[Collected data entries]
** start **
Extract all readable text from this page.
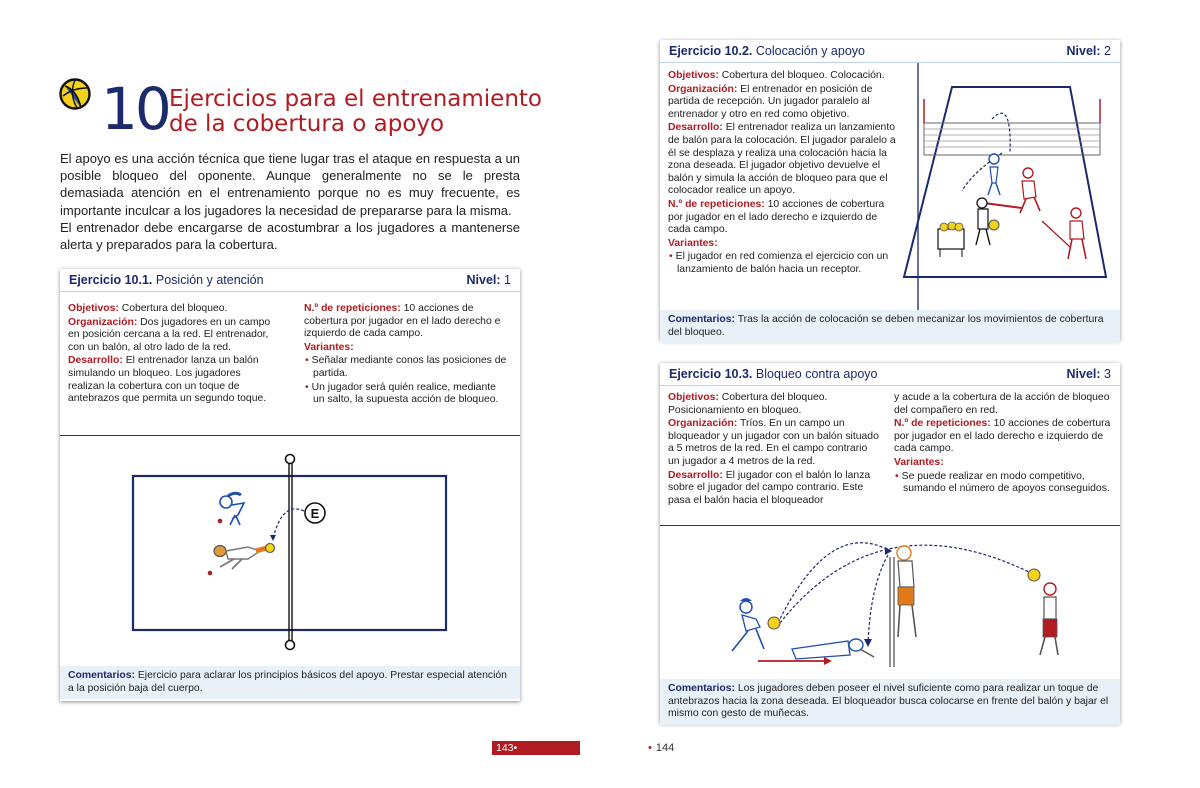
10 Ejercicios para el entrenamiento
de la cobertura o apoyo

El apoyo es una acción técnica que tiene lugar tras el ataque en respuesta a un posible bloqueo del oponente. Aunque generalmente no se le presta demasiada atención en el entrenamiento porque no es muy frecuente, es importante inculcar a los jugadores la necesidad de prepararse para la misma.

El entrenador debe encargarse de acostumbrar a los jugadores a mantenerse alerta y preparados para la cobertura.

Ejercicio 10.1. Posición y atención	Nivel: 1

Objetivos: Cobertura del bloqueo.

Organización: Dos jugadores en un campo en posición cercana a la red. El entrenador, con un balón, al otro lado de la red.

Desarrollo: El entrenador lanza un balón simulando un bloqueo. Los jugadores realizan la cobertura con un toque de antebrazos que permita un segundo toque.

N.º de repeticiones: 10 acciones de cobertura por jugador en el lado derecho e izquierdo de cada campo.

Variantes:

• Señalar mediante conos las posiciones de partida.

• Un jugador será quién realice, mediante un salto, la supuesta acción de bloqueo.

E
Comentarios: Ejercicio para aclarar los principios básicos del apoyo. Prestar especial atención a la posición baja del cuerpo.
143•
Ejercicio 10.2. Colocación y apoyo	Nivel: 2

Objetivos: Cobertura del bloqueo. Colocación.

Organización: El entrenador en posición de partida de recepción. Un jugador paralelo al entrenador y otro en red como objetivo.

Desarrollo: El entrenador realiza un lanzamiento de balón para la colocación. El jugador paralelo a él se desplaza y realiza una colocación hacia la zona deseada. El jugador objetivo devuelve el balón y simula la acción de bloqueo para que el colocador realice un apoyo.

N.º de repeticiones: 10 acciones de cobertura por jugador en el lado derecho e izquierdo de cada campo.

Variantes:

• El jugador en red comienza el ejercicio con un lanzamiento de balón hacia un receptor.

Comentarios: Tras la acción de colocación se deben mecanizar los movimientos de cobertura del bloqueo.
Ejercicio 10.3. Bloqueo contra apoyo	Nivel: 3

Objetivos: Cobertura del bloqueo. Posicionamiento en bloqueo.

Organización: Tríos. En un campo un bloqueador y un jugador con un balón situado a 5 metros de la red. En el campo contrario un jugador a 4 metros de la red.

Desarrollo: El jugador con el balón lo lanza sobre el jugador del campo contrario. Este pasa el balón hacia el bloqueador

y acude a la cobertura de la acción de bloqueo del compañero en red.

N.º de repeticiones: 10 acciones de cobertura por jugador en el lado derecho e izquierdo de cada campo.

Variantes:

• Se puede realizar en modo competitivo, sumando el número de apoyos conseguidos.

Comentarios: Los jugadores deben poseer el nivel suficiente como para realizar un toque de antebrazos hacia la zona deseada. El bloqueador busca colocarse en frente del balón y bajar el mismo con gesto de muñecas.
• 144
** end **
EXERCISE OBJECTIVE
Pictures stay out; repeat all the rest of the records exactly.

SOLUTION
Extract all readable text from this page.
10 Ejercicios para el entrenamiento
de la cobertura o apoyo

El apoyo es una acción técnica que tiene lugar tras el ataque en respuesta a un posible bloqueo del oponente. Aunque generalmente no se le presta demasiada atención en el entrenamiento porque no es muy frecuente, es importante inculcar a los jugadores la necesidad de prepararse para la misma.

El entrenador debe encargarse de acostumbrar a los jugadores a mantenerse alerta y preparados para la cobertura.

Ejercicio 10.1. Posición y atención	Nivel: 1

Objetivos: Cobertura del bloqueo.

Organización: Dos jugadores en un campo en posición cercana a la red. El entrenador, con un balón, al otro lado de la red.

Desarrollo: El entrenador lanza un balón simulando un bloqueo. Los jugadores realizan la cobertura con un toque de antebrazos que permita un segundo toque.

N.º de repeticiones: 10 acciones de cobertura por jugador en el lado derecho e izquierdo de cada campo.

Variantes:

• Señalar mediante conos las posiciones de partida.

• Un jugador será quién realice, mediante un salto, la supuesta acción de bloqueo.

E
Comentarios: Ejercicio para aclarar los principios básicos del apoyo. Prestar especial atención a la posición baja del cuerpo.
143•
Ejercicio 10.2. Colocación y apoyo	Nivel: 2

Objetivos: Cobertura del bloqueo. Colocación.

Organización: El entrenador en posición de partida de recepción. Un jugador paralelo al entrenador y otro en red como objetivo.

Desarrollo: El entrenador realiza un lanzamiento de balón para la colocación. El jugador paralelo a él se desplaza y realiza una colocación hacia la zona deseada. El jugador objetivo devuelve el balón y simula la acción de bloqueo para que el colocador realice un apoyo.

N.º de repeticiones: 10 acciones de cobertura por jugador en el lado derecho e izquierdo de cada campo.

Variantes:

• El jugador en red comienza el ejercicio con un lanzamiento de balón hacia un receptor.

Comentarios: Tras la acción de colocación se deben mecanizar los movimientos de cobertura del bloqueo.
Ejercicio 10.3. Bloqueo contra apoyo	Nivel: 3

Objetivos: Cobertura del bloqueo. Posicionamiento en bloqueo.

Organización: Tríos. En un campo un bloqueador y un jugador con un balón situado a 5 metros de la red. En el campo contrario un jugador a 4 metros de la red.

Desarrollo: El jugador con el balón lo lanza sobre el jugador del campo contrario. Este pasa el balón hacia el bloqueador

y acude a la cobertura de la acción de bloqueo del compañero en red.

N.º de repeticiones: 10 acciones de cobertura por jugador en el lado derecho e izquierdo de cada campo.

Variantes:

• Se puede realizar en modo competitivo, sumando el número de apoyos conseguidos.

Comentarios: Los jugadores deben poseer el nivel suficiente como para realizar un toque de antebrazos hacia la zona deseada. El bloqueador busca colocarse en frente del balón y bajar el mismo con gesto de muñecas.
• 144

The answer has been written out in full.